ASSIGNED TASK
All of the records below must be output exactly, with no pictures carried over.

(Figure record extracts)
※ ※ ※

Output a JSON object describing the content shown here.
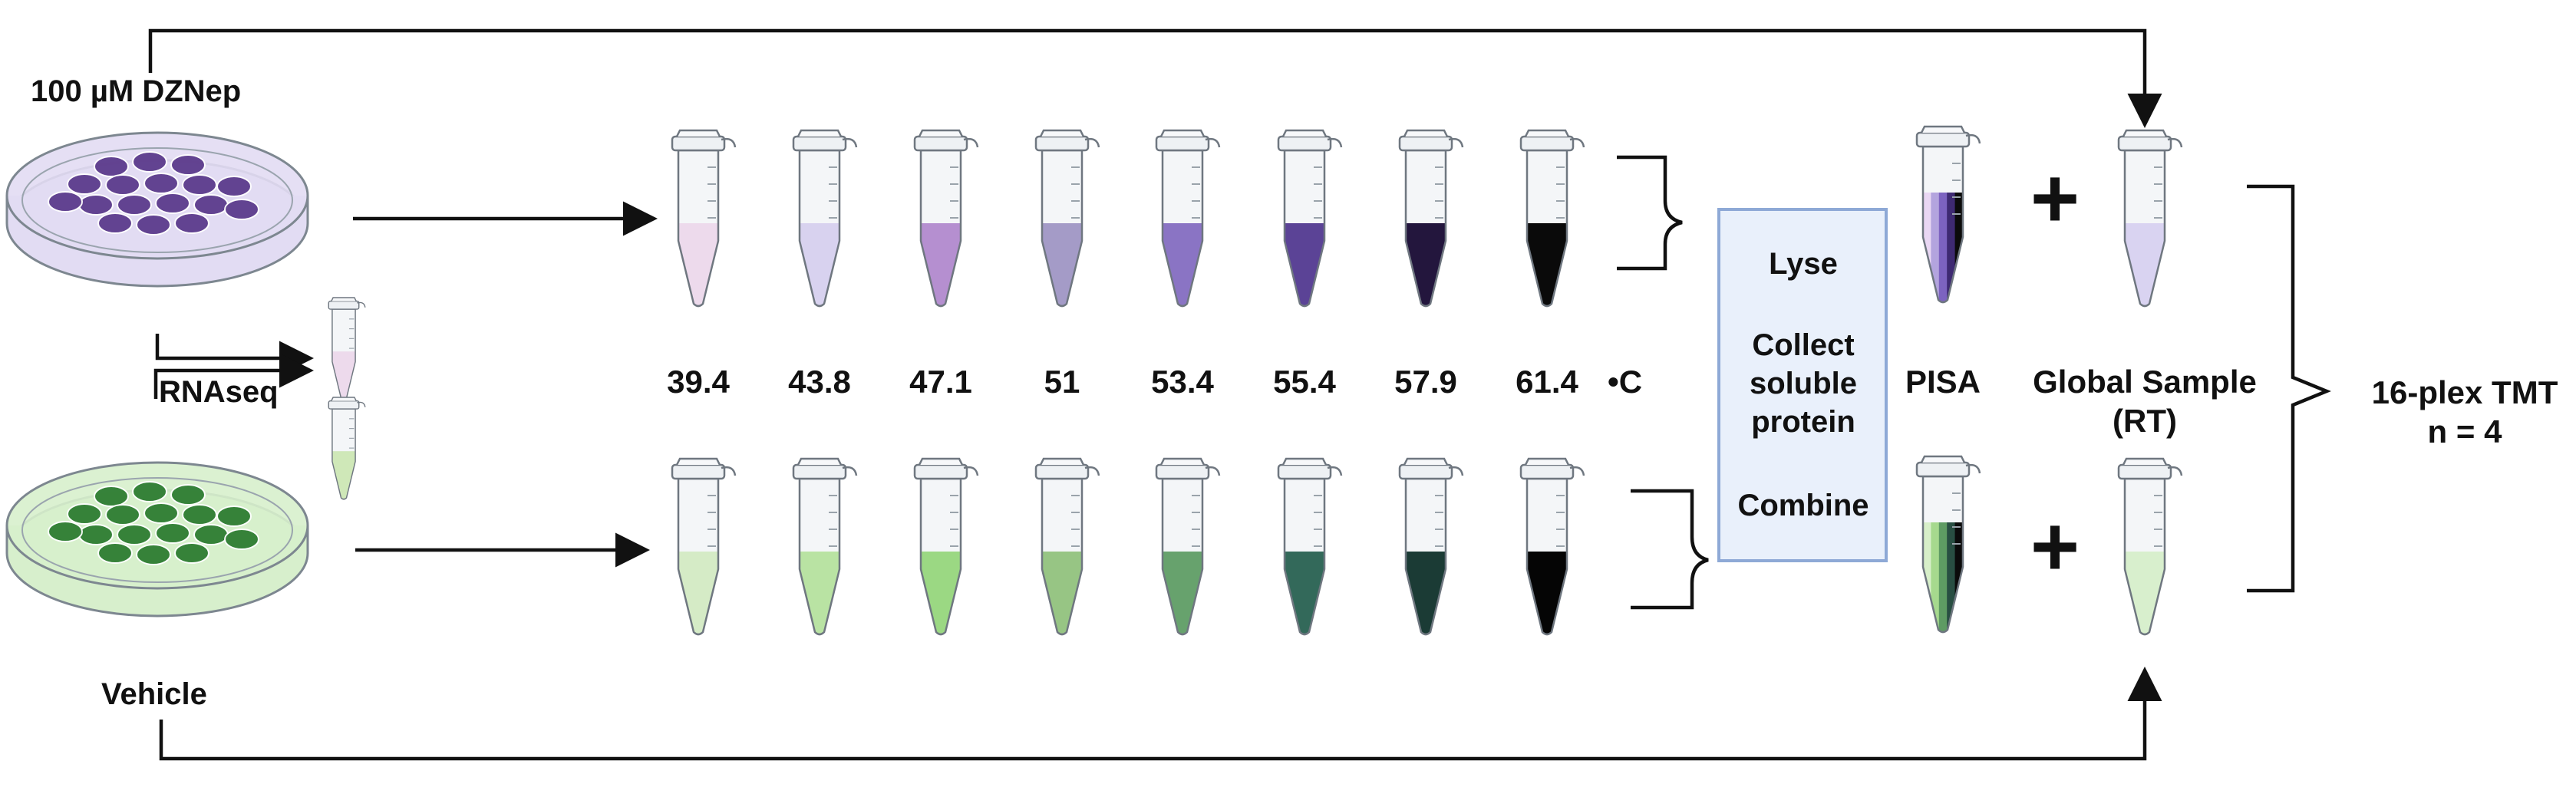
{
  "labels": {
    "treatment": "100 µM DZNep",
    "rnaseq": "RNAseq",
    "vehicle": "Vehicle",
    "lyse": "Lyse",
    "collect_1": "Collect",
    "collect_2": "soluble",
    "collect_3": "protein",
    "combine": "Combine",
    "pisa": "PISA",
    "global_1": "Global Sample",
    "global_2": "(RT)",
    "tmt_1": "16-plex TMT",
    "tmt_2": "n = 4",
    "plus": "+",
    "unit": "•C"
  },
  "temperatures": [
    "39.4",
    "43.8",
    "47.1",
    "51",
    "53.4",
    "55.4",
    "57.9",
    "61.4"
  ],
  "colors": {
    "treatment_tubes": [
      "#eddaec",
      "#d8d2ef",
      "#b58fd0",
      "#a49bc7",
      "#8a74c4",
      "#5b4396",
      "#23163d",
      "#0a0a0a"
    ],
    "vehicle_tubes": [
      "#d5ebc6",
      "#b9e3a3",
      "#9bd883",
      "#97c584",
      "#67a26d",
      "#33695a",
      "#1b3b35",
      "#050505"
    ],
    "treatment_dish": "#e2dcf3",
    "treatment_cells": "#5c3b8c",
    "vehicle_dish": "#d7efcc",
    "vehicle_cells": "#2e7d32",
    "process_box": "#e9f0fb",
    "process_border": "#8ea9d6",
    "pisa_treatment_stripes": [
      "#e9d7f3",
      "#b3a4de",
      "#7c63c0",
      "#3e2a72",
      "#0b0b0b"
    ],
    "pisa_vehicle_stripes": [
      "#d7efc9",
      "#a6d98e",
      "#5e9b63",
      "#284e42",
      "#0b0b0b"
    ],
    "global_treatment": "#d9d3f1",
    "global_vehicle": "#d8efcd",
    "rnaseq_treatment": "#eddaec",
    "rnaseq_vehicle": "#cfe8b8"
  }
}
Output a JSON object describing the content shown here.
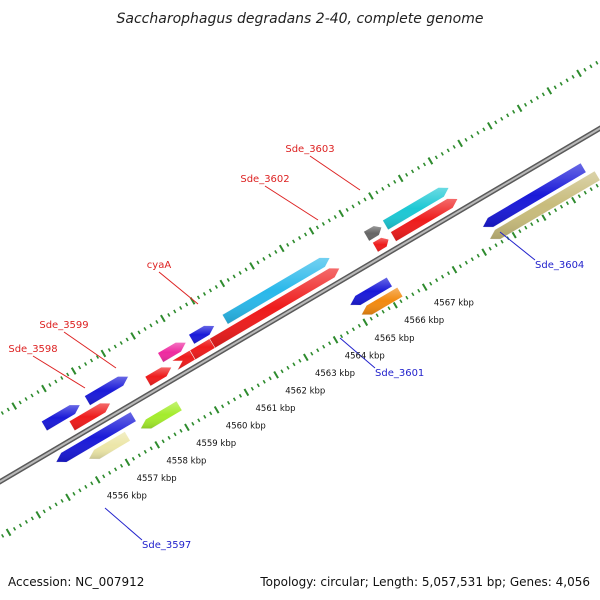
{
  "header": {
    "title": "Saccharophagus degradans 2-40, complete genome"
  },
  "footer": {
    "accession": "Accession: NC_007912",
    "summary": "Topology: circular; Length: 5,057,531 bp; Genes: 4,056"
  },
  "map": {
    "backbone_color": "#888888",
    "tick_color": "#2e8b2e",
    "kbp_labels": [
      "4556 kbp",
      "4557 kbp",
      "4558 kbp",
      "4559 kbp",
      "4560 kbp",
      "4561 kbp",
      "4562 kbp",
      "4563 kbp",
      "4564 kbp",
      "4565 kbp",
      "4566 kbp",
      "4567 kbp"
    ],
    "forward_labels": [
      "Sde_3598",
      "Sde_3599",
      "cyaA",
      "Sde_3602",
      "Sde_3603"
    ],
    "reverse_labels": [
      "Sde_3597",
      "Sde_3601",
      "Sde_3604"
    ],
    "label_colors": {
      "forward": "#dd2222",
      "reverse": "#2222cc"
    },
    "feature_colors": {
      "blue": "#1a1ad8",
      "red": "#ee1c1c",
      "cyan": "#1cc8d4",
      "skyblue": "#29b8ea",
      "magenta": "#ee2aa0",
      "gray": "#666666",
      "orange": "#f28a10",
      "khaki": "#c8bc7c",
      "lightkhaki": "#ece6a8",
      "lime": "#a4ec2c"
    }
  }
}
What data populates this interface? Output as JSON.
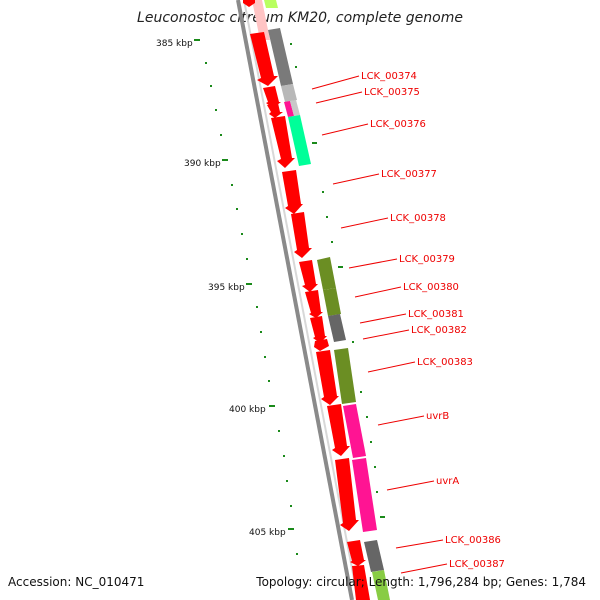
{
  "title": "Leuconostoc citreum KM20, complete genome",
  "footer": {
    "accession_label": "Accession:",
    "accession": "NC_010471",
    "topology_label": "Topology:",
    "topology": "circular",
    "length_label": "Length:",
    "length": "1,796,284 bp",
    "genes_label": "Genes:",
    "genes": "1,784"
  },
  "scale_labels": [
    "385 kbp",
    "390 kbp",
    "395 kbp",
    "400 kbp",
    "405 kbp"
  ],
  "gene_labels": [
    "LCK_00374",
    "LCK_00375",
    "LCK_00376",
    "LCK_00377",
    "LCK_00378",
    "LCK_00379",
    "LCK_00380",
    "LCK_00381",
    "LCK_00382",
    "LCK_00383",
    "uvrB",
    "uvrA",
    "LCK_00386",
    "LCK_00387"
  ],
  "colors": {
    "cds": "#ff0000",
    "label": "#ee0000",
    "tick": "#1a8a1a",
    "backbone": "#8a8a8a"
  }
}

※ ※ ※

RESPONSE TO THIS TASK
Output a JSON object describing the content shown here.
{
  "labels": {
    "treatment": "100 µM DZNep",
    "rnaseq": "RNAseq",
    "vehicle": "Vehicle",
    "lyse": "Lyse",
    "collect_1": "Collect",
    "collect_2": "soluble",
    "collect_3": "protein",
    "combine": "Combine",
    "pisa": "PISA",
    "global_1": "Global Sample",
    "global_2": "(RT)",
    "tmt_1": "16-plex TMT",
    "tmt_2": "n = 4",
    "plus": "+",
    "unit": "•C"
  },
  "temperatures": [
    "39.4",
    "43.8",
    "47.1",
    "51",
    "53.4",
    "55.4",
    "57.9",
    "61.4"
  ],
  "colors": {
    "treatment_tubes": [
      "#eddaec",
      "#d8d2ef",
      "#b58fd0",
      "#a49bc7",
      "#8a74c4",
      "#5b4396",
      "#23163d",
      "#0a0a0a"
    ],
    "vehicle_tubes": [
      "#d5ebc6",
      "#b9e3a3",
      "#9bd883",
      "#97c584",
      "#67a26d",
      "#33695a",
      "#1b3b35",
      "#050505"
    ],
    "treatment_dish": "#e2dcf3",
    "treatment_cells": "#5c3b8c",
    "vehicle_dish": "#d7efcc",
    "vehicle_cells": "#2e7d32",
    "process_box": "#e9f0fb",
    "process_border": "#8ea9d6",
    "pisa_treatment_stripes": [
      "#e9d7f3",
      "#b3a4de",
      "#7c63c0",
      "#3e2a72",
      "#0b0b0b"
    ],
    "pisa_vehicle_stripes": [
      "#d7efc9",
      "#a6d98e",
      "#5e9b63",
      "#284e42",
      "#0b0b0b"
    ],
    "global_treatment": "#d9d3f1",
    "global_vehicle": "#d8efcd",
    "rnaseq_treatment": "#eddaec",
    "rnaseq_vehicle": "#cfe8b8"
  }
}
Output a JSON object describing the content shown here.
{
  "header": {
    "title": "Saccharophagus degradans 2-40, complete genome"
  },
  "footer": {
    "accession": "Accession: NC_007912",
    "summary": "Topology: circular; Length: 5,057,531 bp; Genes: 4,056"
  },
  "map": {
    "backbone_color": "#888888",
    "tick_color": "#2e8b2e",
    "kbp_labels": [
      "4556 kbp",
      "4557 kbp",
      "4558 kbp",
      "4559 kbp",
      "4560 kbp",
      "4561 kbp",
      "4562 kbp",
      "4563 kbp",
      "4564 kbp",
      "4565 kbp",
      "4566 kbp",
      "4567 kbp"
    ],
    "forward_labels": [
      "Sde_3598",
      "Sde_3599",
      "cyaA",
      "Sde_3602",
      "Sde_3603"
    ],
    "reverse_labels": [
      "Sde_3597",
      "Sde_3601",
      "Sde_3604"
    ],
    "label_colors": {
      "forward": "#dd2222",
      "reverse": "#2222cc"
    },
    "feature_colors": {
      "blue": "#1a1ad8",
      "red": "#ee1c1c",
      "cyan": "#1cc8d4",
      "skyblue": "#29b8ea",
      "magenta": "#ee2aa0",
      "gray": "#666666",
      "orange": "#f28a10",
      "khaki": "#c8bc7c",
      "lightkhaki": "#ece6a8",
      "lime": "#a4ec2c"
    }
  }
}
What data populates this interface? Output as JSON.
{
  "title": "Leuconostoc citreum KM20, complete genome",
  "footer": {
    "accession_label": "Accession:",
    "accession": "NC_010471",
    "topology_label": "Topology:",
    "topology": "circular",
    "length_label": "Length:",
    "length": "1,796,284 bp",
    "genes_label": "Genes:",
    "genes": "1,784"
  },
  "scale_labels": [
    "385 kbp",
    "390 kbp",
    "395 kbp",
    "400 kbp",
    "405 kbp"
  ],
  "gene_labels": [
    "LCK_00374",
    "LCK_00375",
    "LCK_00376",
    "LCK_00377",
    "LCK_00378",
    "LCK_00379",
    "LCK_00380",
    "LCK_00381",
    "LCK_00382",
    "LCK_00383",
    "uvrB",
    "uvrA",
    "LCK_00386",
    "LCK_00387"
  ],
  "colors": {
    "cds": "#ff0000",
    "label": "#ee0000",
    "tick": "#1a8a1a",
    "backbone": "#8a8a8a"
  }
}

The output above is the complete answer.